• **WORK TO DO**
Return every line of the material exactly.

• **MATERIAL SUPPLIED**
◆ ◆ ◆ ◆

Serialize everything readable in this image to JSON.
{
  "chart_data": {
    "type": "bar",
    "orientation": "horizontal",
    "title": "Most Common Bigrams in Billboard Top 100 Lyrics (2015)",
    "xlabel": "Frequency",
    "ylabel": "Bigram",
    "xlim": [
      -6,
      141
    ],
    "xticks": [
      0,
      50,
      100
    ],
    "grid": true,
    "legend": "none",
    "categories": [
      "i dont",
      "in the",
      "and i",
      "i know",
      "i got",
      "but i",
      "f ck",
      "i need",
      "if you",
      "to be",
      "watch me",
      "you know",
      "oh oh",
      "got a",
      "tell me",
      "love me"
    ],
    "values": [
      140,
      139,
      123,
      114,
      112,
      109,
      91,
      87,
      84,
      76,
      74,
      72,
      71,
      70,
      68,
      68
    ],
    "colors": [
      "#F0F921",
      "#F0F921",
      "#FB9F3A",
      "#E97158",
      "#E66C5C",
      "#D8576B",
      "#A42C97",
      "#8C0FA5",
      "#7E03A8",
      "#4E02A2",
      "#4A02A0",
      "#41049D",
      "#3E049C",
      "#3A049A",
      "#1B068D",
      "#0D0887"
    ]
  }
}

◆ ◆ ◆ ◆

• **FINAL ANSWER**
Serialize everything readable in this image to JSON.
{
  "chart_data": {
    "type": "bar",
    "orientation": "horizontal",
    "title": "Most Common Bigrams in Billboard Top 100 Lyrics (2015)",
    "xlabel": "Frequency",
    "ylabel": "Bigram",
    "xlim": [
      -6,
      141
    ],
    "xticks": [
      0,
      50,
      100
    ],
    "grid": true,
    "legend": "none",
    "categories": [
      "i dont",
      "in the",
      "and i",
      "i know",
      "i got",
      "but i",
      "f ck",
      "i need",
      "if you",
      "to be",
      "watch me",
      "you know",
      "oh oh",
      "got a",
      "tell me",
      "love me"
    ],
    "values": [
      140,
      139,
      123,
      114,
      112,
      109,
      91,
      87,
      84,
      76,
      74,
      72,
      71,
      70,
      68,
      68
    ],
    "colors": [
      "#F0F921",
      "#F0F921",
      "#FB9F3A",
      "#E97158",
      "#E66C5C",
      "#D8576B",
      "#A42C97",
      "#8C0FA5",
      "#7E03A8",
      "#4E02A2",
      "#4A02A0",
      "#41049D",
      "#3E049C",
      "#3A049A",
      "#1B068D",
      "#0D0887"
    ]
  }
}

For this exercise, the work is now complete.